[Extrait fourni]
AccueilMes livresAjouter des livres
Découvrir
LivresAuteursLecteursCritiquesCitationsListesQuizGroupesQuestionsPrix BabelioRencontresLe Carnet
>

Critique de Chestakova


Dernier écrit de Vassili Grossman avant sa mort, « Tout passe » résonne tout particulièrement dans le contexte de l'agression russe contre l'Ukraine.
le texte, rédigé après la mort de Staline est pour son auteur un testament politique amer et désenchanté. La rédaction du texte jalonne la fin des années cinquante jusqu'en 1963, Grossman, relégué progressivement au rang des écrivains bannis par le régime, y abandonne le lyrisme et la poésie qui accompagnaient Vie et Destin, encore marqué par sa foi inébranlable dans l'homme, ici l'espoir a disparu, le constat est fait d'une impossibilité pour la Russie soviétique d'échapper à son identité profonde, laquelle tourne le dos irrémédiablement à toute évolution de l'état vers la démocratie et la liberté.

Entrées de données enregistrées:
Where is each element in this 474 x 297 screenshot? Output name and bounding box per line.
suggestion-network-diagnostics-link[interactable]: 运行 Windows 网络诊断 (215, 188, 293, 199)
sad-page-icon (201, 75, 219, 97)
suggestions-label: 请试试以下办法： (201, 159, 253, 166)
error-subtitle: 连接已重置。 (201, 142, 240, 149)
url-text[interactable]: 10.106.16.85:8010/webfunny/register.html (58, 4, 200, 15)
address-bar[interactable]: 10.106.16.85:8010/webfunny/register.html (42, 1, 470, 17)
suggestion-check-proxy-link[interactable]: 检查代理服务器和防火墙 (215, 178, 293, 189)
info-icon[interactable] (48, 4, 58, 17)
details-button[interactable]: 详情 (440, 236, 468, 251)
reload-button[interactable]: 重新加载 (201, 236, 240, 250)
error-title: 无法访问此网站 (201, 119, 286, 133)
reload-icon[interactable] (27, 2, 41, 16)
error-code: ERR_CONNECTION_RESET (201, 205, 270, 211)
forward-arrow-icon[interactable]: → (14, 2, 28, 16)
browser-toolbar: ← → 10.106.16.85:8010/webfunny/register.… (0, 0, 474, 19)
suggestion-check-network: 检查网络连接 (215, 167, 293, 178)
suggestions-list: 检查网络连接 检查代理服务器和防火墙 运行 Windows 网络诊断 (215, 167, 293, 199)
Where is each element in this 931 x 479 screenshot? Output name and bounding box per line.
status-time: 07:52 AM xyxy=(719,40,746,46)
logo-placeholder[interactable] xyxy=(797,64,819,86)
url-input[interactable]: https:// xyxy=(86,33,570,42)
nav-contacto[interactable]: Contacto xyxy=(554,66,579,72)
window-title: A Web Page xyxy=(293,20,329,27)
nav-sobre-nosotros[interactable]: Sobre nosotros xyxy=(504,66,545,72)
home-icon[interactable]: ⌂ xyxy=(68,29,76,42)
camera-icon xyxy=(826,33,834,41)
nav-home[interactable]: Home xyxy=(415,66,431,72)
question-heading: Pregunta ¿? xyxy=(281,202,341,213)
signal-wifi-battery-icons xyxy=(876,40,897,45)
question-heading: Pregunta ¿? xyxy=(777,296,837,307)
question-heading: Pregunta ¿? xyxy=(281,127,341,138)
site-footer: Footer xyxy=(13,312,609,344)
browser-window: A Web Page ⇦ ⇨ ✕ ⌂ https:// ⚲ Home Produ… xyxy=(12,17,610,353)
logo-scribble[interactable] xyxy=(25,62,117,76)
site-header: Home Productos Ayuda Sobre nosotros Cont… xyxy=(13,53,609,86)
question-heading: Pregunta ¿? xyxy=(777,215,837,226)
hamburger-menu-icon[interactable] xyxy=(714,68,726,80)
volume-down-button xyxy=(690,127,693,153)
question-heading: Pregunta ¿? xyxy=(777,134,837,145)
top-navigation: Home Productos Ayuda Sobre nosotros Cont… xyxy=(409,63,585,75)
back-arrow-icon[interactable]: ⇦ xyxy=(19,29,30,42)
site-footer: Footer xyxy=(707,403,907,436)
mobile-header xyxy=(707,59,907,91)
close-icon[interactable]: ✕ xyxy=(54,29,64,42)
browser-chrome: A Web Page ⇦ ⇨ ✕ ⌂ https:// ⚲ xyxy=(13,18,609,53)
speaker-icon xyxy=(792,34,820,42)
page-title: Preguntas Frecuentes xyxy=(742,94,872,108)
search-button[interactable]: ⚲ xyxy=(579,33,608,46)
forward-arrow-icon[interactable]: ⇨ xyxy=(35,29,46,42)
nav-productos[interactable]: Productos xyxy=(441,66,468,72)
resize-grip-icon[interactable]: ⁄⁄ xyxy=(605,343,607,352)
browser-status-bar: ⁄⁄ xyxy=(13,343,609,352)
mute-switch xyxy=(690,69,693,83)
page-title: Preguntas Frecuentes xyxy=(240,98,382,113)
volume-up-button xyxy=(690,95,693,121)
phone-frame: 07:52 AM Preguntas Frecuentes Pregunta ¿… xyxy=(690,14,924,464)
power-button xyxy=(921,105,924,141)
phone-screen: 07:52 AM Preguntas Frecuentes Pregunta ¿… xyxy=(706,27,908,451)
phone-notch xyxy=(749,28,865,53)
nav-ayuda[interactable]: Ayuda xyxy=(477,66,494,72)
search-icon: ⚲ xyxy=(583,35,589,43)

[Consigne]
D'après l'extrait, jusqu'en quelle année la rédaction de « Tout passe » s'est-elle poursuivie ? Ce matériel est indépendant de l'extrait.

[Réponse]
Jusqu'en 1963.